### RECORDS PROVIDED
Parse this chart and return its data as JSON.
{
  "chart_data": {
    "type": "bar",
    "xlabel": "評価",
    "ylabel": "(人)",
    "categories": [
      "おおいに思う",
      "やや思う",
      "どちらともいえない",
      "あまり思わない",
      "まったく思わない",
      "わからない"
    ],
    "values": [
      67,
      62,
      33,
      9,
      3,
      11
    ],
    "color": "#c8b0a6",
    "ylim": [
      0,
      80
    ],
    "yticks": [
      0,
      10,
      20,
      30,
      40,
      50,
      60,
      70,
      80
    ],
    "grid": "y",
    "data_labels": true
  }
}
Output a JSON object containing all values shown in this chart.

---

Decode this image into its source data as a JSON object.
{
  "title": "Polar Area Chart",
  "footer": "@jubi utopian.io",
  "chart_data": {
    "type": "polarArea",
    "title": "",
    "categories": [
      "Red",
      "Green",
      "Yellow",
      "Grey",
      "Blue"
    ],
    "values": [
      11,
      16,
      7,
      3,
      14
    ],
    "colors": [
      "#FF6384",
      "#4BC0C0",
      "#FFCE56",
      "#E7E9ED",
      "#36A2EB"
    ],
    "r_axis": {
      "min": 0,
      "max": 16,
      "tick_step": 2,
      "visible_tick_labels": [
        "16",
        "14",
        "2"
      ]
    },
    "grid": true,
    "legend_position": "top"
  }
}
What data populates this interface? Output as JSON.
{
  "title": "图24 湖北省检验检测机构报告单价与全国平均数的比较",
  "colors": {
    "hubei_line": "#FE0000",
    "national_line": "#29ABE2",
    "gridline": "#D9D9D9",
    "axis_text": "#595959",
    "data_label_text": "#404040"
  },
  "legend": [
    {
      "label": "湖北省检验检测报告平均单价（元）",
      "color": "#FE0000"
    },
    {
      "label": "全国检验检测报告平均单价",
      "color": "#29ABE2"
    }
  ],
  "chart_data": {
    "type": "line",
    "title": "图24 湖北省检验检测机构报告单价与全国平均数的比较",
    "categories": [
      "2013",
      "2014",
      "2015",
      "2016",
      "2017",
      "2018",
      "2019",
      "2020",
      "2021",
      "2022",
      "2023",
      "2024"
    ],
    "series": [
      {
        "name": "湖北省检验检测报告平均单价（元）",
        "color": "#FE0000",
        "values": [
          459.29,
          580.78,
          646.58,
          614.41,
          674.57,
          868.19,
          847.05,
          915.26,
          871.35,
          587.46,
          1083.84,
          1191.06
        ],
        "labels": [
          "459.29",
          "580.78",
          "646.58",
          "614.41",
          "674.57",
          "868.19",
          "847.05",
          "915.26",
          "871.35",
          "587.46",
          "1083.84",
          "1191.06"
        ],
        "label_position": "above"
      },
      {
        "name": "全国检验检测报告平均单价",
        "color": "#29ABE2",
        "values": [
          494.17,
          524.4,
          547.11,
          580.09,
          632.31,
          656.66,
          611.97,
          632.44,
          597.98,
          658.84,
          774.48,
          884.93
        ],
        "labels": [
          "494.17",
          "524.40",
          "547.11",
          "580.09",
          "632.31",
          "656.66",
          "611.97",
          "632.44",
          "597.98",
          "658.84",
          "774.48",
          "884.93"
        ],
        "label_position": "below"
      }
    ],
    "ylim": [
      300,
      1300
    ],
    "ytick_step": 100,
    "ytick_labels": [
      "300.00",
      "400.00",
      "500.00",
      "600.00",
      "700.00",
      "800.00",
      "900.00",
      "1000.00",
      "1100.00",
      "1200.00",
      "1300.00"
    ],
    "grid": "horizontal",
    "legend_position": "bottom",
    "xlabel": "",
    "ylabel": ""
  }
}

### PROBLEM
Reproduce exactly the lines from the line with "Parse this chart and return its data as JSON." through the line with "Output a JSON", both end lines included, and only those lines.

### TASK OUTPUT
Parse this chart and return its data as JSON.
{
  "chart_data": {
    "type": "bar",
    "xlabel": "評価",
    "ylabel": "(人)",
    "categories": [
      "おおいに思う",
      "やや思う",
      "どちらともいえない",
      "あまり思わない",
      "まったく思わない",
      "わからない"
    ],
    "values": [
      67,
      62,
      33,
      9,
      3,
      11
    ],
    "color": "#c8b0a6",
    "ylim": [
      0,
      80
    ],
    "yticks": [
      0,
      10,
      20,
      30,
      40,
      50,
      60,
      70,
      80
    ],
    "grid": "y",
    "data_labels": true
  }
}
Output a JSON object containing all values shown in this chart.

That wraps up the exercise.